The entries below are to be repeated exactly as they stand.

Figure record extracts
[start]
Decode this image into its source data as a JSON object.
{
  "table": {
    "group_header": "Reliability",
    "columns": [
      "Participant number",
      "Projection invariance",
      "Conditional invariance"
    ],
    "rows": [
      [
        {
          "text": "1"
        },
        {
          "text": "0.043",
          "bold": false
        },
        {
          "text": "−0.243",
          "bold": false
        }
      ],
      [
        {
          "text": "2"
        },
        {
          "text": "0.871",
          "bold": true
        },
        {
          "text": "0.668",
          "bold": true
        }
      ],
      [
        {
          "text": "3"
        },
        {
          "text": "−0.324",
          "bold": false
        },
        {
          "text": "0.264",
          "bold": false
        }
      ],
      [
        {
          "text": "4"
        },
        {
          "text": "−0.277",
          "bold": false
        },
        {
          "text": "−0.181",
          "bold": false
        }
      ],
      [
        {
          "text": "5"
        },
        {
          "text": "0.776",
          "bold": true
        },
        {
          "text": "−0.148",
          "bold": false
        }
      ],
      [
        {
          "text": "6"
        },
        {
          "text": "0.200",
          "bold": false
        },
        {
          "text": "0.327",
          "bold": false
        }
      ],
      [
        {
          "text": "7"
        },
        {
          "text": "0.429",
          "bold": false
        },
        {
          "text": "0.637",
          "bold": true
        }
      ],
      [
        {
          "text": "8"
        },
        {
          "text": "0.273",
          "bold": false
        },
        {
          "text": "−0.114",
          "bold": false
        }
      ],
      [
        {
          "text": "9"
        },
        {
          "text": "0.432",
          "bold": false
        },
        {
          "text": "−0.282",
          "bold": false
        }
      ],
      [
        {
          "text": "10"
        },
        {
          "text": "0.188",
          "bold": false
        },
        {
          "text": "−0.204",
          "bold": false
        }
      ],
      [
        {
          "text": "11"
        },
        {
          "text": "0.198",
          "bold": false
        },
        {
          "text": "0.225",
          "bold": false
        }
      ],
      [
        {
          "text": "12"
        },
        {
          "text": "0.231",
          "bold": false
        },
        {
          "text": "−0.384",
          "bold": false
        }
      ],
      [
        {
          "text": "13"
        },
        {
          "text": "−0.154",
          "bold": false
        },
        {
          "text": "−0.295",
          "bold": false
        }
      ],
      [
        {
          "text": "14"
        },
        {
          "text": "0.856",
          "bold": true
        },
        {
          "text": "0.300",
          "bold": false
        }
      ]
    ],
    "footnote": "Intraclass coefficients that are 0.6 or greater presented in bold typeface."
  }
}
[end]
== SOLUTION FOR THIS PROBLEM ==
Decode this image into its source data as a JSON object.
{
  "table": {
    "group_header": "Reliability",
    "columns": [
      "Participant number",
      "Projection invariance",
      "Conditional invariance"
    ],
    "rows": [
      [
        {
          "text": "1"
        },
        {
          "text": "0.043",
          "bold": false
        },
        {
          "text": "−0.243",
          "bold": false
        }
      ],
      [
        {
          "text": "2"
        },
        {
          "text": "0.871",
          "bold": true
        },
        {
          "text": "0.668",
          "bold": true
        }
      ],
      [
        {
          "text": "3"
        },
        {
          "text": "−0.324",
          "bold": false
        },
        {
          "text": "0.264",
          "bold": false
        }
      ],
      [
        {
          "text": "4"
        },
        {
          "text": "−0.277",
          "bold": false
        },
        {
          "text": "−0.181",
          "bold": false
        }
      ],
      [
        {
          "text": "5"
        },
        {
          "text": "0.776",
          "bold": true
        },
        {
          "text": "−0.148",
          "bold": false
        }
      ],
      [
        {
          "text": "6"
        },
        {
          "text": "0.200",
          "bold": false
        },
        {
          "text": "0.327",
          "bold": false
        }
      ],
      [
        {
          "text": "7"
        },
        {
          "text": "0.429",
          "bold": false
        },
        {
          "text": "0.637",
          "bold": true
        }
      ],
      [
        {
          "text": "8"
        },
        {
          "text": "0.273",
          "bold": false
        },
        {
          "text": "−0.114",
          "bold": false
        }
      ],
      [
        {
          "text": "9"
        },
        {
          "text": "0.432",
          "bold": false
        },
        {
          "text": "−0.282",
          "bold": false
        }
      ],
      [
        {
          "text": "10"
        },
        {
          "text": "0.188",
          "bold": false
        },
        {
          "text": "−0.204",
          "bold": false
        }
      ],
      [
        {
          "text": "11"
        },
        {
          "text": "0.198",
          "bold": false
        },
        {
          "text": "0.225",
          "bold": false
        }
      ],
      [
        {
          "text": "12"
        },
        {
          "text": "0.231",
          "bold": false
        },
        {
          "text": "−0.384",
          "bold": false
        }
      ],
      [
        {
          "text": "13"
        },
        {
          "text": "−0.154",
          "bold": false
        },
        {
          "text": "−0.295",
          "bold": false
        }
      ],
      [
        {
          "text": "14"
        },
        {
          "text": "0.856",
          "bold": true
        },
        {
          "text": "0.300",
          "bold": false
        }
      ]
    ],
    "footnote": "Intraclass coefficients that are 0.6 or greater presented in bold typeface."
  }
}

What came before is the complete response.